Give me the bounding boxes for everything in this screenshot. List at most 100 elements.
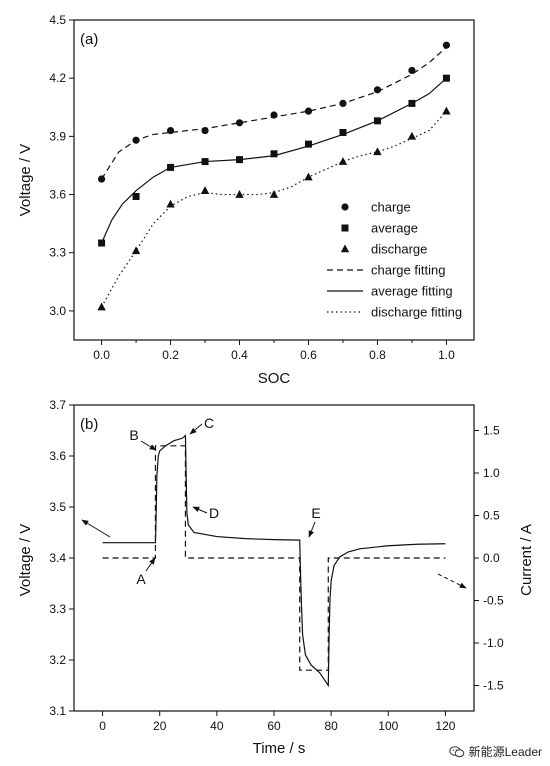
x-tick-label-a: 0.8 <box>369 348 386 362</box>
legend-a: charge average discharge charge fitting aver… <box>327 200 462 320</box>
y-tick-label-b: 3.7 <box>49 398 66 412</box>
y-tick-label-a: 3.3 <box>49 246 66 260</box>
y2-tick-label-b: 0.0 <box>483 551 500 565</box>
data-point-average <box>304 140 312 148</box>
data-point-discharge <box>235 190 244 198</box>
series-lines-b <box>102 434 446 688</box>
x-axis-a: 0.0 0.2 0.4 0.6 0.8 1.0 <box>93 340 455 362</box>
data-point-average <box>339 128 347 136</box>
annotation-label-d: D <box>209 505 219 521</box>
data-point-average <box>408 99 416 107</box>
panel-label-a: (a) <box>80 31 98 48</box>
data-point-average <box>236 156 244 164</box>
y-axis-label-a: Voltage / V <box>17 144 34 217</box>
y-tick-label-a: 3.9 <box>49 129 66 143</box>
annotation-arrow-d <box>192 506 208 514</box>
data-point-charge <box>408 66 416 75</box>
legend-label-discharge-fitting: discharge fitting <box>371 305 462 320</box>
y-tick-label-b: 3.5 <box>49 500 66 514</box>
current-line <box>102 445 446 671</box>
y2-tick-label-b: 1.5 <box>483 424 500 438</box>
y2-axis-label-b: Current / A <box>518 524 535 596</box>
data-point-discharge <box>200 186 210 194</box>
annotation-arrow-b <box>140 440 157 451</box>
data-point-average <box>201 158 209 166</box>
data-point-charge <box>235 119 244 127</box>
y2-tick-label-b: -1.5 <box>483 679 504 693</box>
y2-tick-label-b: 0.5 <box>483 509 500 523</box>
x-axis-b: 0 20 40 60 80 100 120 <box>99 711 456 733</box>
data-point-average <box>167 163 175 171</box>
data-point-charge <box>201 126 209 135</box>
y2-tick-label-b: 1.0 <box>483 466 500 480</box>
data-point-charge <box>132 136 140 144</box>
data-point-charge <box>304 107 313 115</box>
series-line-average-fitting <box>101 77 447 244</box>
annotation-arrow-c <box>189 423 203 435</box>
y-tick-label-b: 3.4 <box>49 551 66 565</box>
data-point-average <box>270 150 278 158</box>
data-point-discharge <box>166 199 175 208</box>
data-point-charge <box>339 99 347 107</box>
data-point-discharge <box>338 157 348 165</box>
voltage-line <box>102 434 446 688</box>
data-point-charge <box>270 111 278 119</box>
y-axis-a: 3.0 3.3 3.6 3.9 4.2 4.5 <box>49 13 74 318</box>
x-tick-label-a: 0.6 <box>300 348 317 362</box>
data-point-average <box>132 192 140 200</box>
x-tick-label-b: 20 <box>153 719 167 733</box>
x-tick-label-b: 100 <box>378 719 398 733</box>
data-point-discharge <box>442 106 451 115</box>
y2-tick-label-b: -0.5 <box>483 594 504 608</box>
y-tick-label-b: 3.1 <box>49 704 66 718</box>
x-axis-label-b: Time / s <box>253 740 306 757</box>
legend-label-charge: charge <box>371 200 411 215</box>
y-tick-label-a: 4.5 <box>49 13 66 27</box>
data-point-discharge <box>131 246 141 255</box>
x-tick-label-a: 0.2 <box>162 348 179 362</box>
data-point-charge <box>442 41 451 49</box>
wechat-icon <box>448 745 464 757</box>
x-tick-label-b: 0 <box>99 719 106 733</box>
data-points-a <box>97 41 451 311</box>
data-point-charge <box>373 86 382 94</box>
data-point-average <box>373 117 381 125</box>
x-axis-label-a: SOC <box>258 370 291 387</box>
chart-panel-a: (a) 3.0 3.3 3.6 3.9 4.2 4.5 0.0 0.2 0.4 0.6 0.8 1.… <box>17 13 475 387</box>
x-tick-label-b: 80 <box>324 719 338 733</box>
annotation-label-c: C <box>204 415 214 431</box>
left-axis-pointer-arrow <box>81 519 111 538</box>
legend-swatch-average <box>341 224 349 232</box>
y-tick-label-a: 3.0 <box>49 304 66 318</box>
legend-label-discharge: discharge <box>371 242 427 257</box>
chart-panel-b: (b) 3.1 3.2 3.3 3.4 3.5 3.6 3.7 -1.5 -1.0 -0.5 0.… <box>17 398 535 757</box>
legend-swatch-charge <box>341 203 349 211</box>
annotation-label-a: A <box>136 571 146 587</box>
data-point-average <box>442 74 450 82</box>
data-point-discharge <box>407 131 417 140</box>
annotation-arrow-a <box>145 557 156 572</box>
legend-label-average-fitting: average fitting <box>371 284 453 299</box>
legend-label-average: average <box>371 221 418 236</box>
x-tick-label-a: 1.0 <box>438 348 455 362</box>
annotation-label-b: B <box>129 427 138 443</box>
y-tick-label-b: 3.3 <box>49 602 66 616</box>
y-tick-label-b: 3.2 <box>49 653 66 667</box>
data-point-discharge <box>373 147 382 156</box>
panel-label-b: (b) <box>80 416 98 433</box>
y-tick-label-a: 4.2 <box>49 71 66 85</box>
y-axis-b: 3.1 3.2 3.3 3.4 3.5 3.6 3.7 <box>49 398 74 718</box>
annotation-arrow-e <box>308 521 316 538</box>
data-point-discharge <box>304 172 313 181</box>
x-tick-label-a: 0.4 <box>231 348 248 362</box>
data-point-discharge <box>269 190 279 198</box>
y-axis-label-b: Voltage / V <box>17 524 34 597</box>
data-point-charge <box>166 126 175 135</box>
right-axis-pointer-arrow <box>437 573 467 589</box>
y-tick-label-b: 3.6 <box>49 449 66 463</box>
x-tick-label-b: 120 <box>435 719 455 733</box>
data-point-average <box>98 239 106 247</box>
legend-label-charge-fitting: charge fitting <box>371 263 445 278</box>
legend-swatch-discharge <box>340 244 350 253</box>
^^^^
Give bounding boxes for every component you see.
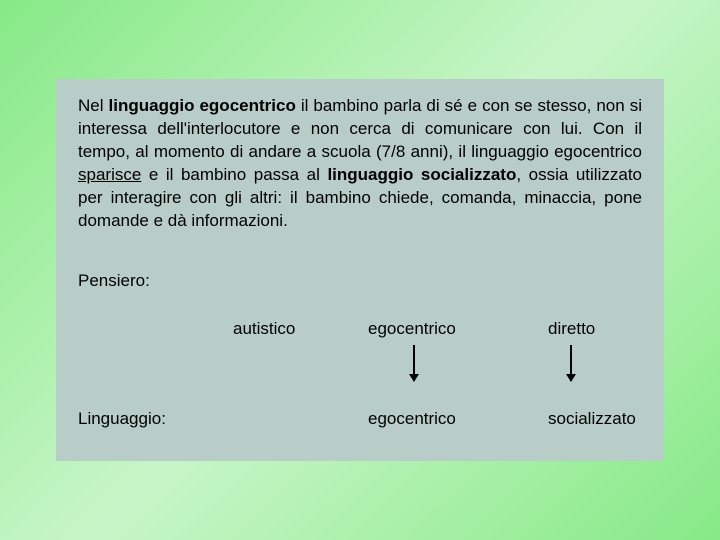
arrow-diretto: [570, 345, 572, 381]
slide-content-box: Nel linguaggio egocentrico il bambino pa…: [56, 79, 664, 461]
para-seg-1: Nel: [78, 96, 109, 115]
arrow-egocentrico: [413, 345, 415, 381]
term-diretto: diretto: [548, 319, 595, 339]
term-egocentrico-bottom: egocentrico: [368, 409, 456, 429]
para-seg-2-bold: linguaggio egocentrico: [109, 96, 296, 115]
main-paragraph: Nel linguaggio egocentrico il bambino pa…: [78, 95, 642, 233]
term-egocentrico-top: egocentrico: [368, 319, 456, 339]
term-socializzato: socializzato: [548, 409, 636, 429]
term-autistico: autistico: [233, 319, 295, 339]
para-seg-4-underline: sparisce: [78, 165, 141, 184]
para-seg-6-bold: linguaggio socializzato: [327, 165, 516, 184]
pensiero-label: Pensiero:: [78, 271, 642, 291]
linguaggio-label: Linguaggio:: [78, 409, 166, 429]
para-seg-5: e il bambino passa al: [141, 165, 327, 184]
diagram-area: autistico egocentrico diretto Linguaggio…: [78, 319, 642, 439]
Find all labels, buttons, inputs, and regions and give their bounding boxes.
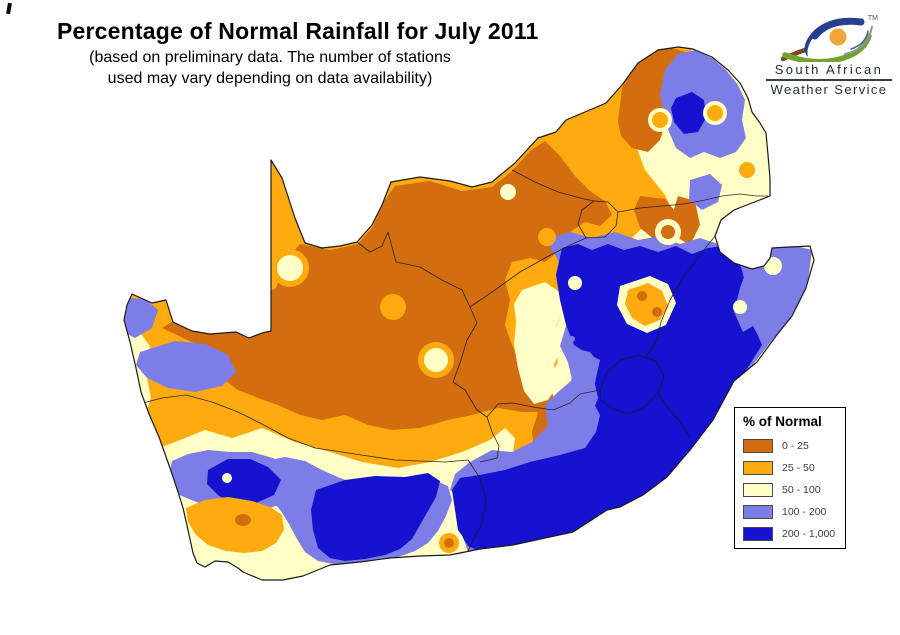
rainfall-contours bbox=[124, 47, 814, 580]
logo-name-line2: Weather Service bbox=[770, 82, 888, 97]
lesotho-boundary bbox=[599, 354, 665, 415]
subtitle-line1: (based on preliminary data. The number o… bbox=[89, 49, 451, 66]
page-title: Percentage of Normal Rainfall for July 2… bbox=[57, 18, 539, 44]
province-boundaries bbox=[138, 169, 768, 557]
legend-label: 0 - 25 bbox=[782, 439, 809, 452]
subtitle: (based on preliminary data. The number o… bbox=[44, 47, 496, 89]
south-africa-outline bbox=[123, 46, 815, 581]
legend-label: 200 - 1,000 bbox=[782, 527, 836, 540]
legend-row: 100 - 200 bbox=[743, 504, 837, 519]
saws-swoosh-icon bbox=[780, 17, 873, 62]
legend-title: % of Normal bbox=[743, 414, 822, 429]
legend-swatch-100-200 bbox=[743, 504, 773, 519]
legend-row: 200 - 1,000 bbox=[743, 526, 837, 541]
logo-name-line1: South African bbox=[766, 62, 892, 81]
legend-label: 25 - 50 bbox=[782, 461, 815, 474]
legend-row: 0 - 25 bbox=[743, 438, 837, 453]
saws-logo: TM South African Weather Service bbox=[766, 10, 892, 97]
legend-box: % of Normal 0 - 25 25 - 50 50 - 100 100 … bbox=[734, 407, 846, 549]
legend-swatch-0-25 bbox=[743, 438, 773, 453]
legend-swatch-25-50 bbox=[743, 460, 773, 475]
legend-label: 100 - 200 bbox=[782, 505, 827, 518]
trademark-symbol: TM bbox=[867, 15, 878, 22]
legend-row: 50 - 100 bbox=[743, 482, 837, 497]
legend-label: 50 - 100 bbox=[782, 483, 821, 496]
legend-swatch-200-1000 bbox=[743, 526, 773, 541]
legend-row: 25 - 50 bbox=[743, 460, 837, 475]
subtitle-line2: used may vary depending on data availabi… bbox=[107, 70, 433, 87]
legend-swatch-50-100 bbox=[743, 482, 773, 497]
^^^^
(AIM OF THE EXERCISE):
Take the lines from the one containing "rainfall-contours bbox=[124, 47, 814, 580]" through the one containing "legend-label: 0 - 25", replace "Weather Service" with "Weather Bureau", and give back only those lines with nothing else altered.

(FULL OUTPUT):
rainfall-contours bbox=[124, 47, 814, 580]
logo-name-line2: Weather Bureau bbox=[770, 82, 888, 97]
lesotho-boundary bbox=[599, 354, 665, 415]
subtitle-line1: (based on preliminary data. The number o… bbox=[89, 49, 451, 66]
page-title: Percentage of Normal Rainfall for July 2… bbox=[57, 18, 539, 44]
province-boundaries bbox=[138, 169, 768, 557]
legend-label: 0 - 25 bbox=[782, 439, 809, 452]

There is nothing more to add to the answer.